Calculation CSV file

We introduce 3 new columns: overestimate, adjustment, and adjusted
amount.

Outside of the early payout mode (release_override 0 and -5), all three
columns will show zero value and the rest of the colums will be
identical to master branch today.

In adjusted early payout, the columns are populated as follows:

  • "overestimate" is the difference between what we paid and what we
    should have paid. If we paid too much, it is positive. When the payout
    just happened, the values in the column show as "pending" as we do not
    know yet the value, until the cycle runs.
  • "adjustment" is the value substracted from the payout amount due to a
    previous overestimate. It is equal to the negative of the
    overestimate of the just completed cycle (which is in a different csv
    file 6 cycles earlier!), or the full payout amount if the overestimate
    is above. In the latter case, it means we are not recovering all
    losses.
  • adjusted_amount is the sum of the payout amount for the cycle being
    paid and the adjustment (generally a negative value). If the
    overestimate is greater than the payout amount, this value will be
    zero. Adjusted_amount is the value actually being paid to the
    delegator.

This extra data makes it possible for the baker and their delegates to
interpret payout values as needed.

Logging

The log displays evidence of recalculation of completed cycle (here 436)
and displays total adjustment (82,125,609 mutez) and the unrecovered
amount (15,201,928 mutez).

2021-12-31 11:17:15,670 - producer  - INFO - Checking for pending payments: checking 442 <= 437 - (5 + 1) - -11
2021-12-31 11:17:15,671 - producer  - WARNING - Please note that you are doing payouts for future rewards!!! These rewards are not earned yet, they are an estimation.
2021-12-31 11:17:15,671 - producer  - INFO - Payment cycle is 442
2021-12-31 11:17:15,672 - producer  - INFO - Checking for potential adjustment for recently completed cycle 436.

Dataset extract
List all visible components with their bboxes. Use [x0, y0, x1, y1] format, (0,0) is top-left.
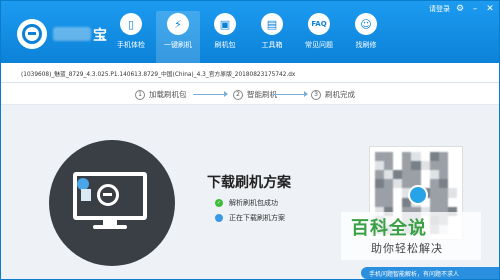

Task to complete
Resume the payout adjustment notes above, starting right after their last log line.

Written answer
2021-12-31 11:17:15,672 - producer  - INFO - TRD ran for cycle: 436, calculating adjustments.
2021-12-31 11:17:15,697 - producer  - INFO - Computing rewards for cycle 436.
2021-12-31 11:17:16,740 - producer  - INFO - Using actual rewards for payouts calculations
2021-12-31 11:17:16,741 - producer  - INFO - Total rewards before processing is 129,163,176 mutez.
2021-12-31 11:17:16,745 - producer  - INFO - Total rewards after processing is 129,163,176 mutez.
2021-12-31 11:17:16,745 - producer  - INFO - Sum of amounts allocated to delegators is 129,163,170 mutez
2021-12-31 11:17:16,746 - producer  - INFO - Difference between total rewards and sum of amounts allocated to delegators is 6 mutez. This is due to floating point arithmetic. (max allowed diff is 10)
2021-12-31 11:17:16,746 - producer  - INFO - We overestimated payout for cycle 436 by 97,327,535.0 mutez.
2021-12-31 11:17:16,804 - producer  - INFO - Calculation report is created at ''
2021-12-31 11:17:16,804 - producer  - INFO - Computing rewards for cycle 442.
2021-12-31 11:17:17,969 - producer  - INFO - Using estimated rewards for payouts calculations
2021-12-31 11:17:17,971 - producer  - INFO - Total rewards before processing is 149,609,375 mutez.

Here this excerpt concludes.